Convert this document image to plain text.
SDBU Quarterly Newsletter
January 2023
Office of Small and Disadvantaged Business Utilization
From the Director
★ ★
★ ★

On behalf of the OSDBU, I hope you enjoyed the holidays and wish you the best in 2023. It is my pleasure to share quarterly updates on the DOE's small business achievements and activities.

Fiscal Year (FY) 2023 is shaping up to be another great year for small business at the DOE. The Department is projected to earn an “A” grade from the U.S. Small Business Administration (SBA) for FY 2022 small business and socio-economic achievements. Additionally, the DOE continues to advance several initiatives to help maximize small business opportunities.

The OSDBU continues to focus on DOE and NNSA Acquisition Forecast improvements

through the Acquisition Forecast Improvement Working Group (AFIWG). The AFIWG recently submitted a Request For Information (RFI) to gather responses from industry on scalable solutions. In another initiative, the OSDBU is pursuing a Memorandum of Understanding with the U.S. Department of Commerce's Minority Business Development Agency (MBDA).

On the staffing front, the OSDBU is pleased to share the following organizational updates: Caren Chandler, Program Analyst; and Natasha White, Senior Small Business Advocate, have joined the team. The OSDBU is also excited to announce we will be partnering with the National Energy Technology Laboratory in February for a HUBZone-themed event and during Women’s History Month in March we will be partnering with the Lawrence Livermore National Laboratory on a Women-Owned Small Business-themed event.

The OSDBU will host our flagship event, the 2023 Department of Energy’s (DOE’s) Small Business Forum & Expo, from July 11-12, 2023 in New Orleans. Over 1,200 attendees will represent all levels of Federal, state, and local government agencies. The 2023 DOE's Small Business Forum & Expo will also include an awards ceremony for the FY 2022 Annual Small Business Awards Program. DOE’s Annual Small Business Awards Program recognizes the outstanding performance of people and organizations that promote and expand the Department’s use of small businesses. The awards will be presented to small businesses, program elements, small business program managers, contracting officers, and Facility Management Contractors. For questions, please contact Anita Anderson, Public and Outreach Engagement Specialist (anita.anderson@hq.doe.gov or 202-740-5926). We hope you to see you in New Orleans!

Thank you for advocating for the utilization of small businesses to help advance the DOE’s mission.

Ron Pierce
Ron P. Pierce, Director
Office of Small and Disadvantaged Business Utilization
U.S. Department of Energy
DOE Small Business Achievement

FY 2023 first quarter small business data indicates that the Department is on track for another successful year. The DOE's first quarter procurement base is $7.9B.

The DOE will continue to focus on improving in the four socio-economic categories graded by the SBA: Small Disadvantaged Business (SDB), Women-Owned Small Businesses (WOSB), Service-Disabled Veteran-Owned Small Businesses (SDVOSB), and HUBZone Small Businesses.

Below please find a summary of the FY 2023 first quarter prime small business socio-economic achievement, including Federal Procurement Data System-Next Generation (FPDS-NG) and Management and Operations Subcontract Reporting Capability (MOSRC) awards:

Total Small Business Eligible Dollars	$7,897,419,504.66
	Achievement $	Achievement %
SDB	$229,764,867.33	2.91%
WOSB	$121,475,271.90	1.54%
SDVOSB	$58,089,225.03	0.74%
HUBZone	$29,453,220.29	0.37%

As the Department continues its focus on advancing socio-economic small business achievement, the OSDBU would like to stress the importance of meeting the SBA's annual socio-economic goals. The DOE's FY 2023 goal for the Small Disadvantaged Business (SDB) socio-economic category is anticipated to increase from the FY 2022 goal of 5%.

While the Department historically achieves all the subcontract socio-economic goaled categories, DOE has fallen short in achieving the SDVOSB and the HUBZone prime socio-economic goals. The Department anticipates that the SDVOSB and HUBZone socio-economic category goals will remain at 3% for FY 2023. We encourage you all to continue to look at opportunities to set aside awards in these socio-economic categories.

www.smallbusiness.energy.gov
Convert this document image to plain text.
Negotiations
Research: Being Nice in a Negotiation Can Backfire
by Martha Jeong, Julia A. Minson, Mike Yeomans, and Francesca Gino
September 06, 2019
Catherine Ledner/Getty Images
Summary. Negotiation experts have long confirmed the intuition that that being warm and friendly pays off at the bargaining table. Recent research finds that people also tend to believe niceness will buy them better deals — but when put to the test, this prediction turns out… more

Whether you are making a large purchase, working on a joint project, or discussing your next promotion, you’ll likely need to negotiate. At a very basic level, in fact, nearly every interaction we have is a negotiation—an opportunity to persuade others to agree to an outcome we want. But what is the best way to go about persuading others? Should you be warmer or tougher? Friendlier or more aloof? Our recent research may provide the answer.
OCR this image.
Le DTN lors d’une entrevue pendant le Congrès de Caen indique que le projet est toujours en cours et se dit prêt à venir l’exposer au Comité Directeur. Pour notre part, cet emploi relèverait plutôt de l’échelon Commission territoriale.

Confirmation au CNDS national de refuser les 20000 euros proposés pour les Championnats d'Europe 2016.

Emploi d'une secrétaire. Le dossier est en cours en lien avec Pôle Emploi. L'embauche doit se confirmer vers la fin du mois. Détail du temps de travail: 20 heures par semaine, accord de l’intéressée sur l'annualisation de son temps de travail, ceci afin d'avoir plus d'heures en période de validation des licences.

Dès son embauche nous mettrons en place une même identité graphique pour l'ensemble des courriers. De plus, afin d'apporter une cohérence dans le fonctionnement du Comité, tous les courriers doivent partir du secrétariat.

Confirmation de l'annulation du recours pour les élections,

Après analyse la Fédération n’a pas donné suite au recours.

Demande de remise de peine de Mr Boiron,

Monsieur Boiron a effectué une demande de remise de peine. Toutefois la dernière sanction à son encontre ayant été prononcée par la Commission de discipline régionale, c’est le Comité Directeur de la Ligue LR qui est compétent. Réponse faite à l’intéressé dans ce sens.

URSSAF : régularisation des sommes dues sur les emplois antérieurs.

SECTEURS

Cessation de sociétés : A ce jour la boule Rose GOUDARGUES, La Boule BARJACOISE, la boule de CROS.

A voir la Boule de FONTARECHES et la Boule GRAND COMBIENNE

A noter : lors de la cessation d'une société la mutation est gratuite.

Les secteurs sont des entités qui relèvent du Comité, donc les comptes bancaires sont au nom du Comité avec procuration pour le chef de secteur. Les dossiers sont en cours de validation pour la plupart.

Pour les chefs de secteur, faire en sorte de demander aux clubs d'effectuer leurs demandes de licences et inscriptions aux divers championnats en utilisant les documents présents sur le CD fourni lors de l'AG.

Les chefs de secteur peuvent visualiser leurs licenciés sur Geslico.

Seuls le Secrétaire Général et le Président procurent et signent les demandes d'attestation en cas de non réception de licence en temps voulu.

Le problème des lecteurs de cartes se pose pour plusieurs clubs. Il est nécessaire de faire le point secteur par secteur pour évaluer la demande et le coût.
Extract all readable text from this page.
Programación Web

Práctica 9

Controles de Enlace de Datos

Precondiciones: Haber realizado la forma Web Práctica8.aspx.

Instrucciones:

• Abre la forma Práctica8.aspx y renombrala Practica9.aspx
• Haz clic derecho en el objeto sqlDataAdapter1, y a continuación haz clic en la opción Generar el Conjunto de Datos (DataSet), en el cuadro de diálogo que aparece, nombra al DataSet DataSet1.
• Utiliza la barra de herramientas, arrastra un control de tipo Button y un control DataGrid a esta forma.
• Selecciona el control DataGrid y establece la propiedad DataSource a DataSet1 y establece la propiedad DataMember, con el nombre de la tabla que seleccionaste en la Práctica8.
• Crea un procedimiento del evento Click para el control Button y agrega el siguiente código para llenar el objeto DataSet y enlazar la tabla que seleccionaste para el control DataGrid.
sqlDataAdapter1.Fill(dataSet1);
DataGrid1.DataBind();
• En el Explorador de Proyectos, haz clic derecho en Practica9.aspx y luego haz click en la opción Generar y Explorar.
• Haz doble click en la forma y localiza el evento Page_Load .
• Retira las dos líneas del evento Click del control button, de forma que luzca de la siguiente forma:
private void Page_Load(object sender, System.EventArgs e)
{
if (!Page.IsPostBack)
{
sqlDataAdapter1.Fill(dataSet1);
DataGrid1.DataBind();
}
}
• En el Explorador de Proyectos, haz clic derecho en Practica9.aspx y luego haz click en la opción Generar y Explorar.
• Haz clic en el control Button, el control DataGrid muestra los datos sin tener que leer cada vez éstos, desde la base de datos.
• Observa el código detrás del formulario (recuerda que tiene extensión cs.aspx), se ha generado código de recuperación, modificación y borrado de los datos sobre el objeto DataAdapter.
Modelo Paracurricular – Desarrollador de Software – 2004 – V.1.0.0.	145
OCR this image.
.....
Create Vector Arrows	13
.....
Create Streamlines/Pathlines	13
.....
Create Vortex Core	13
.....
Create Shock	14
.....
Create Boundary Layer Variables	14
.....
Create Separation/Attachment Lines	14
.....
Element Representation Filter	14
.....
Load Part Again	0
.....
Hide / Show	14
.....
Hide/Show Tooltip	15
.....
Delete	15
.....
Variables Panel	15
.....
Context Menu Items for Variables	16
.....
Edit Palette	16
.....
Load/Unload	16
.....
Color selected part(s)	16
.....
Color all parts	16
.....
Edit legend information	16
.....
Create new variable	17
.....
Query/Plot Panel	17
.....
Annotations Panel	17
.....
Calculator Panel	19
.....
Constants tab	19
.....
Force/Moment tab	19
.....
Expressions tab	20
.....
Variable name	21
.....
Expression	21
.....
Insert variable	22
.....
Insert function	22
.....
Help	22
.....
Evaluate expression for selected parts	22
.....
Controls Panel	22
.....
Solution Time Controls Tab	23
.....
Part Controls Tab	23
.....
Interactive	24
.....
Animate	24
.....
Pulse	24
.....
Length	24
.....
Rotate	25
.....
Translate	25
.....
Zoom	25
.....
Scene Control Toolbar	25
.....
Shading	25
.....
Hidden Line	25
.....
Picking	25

******

» **THE EXERCISE**
Return only those lines of the records that contain the string "demandes".

» **CORRECT ANSWER**
Pour les chefs de secteur, faire en sorte de demander aux clubs d'effectuer leurs demandes de licences et inscriptions aux divers championnats en utilisant les documents présents sur le CD fourni lors de l'AG.
Seuls le Secrétaire Général et le Président procurent et signent les demandes d'attestation en cas de non réception de licence en temps voulu.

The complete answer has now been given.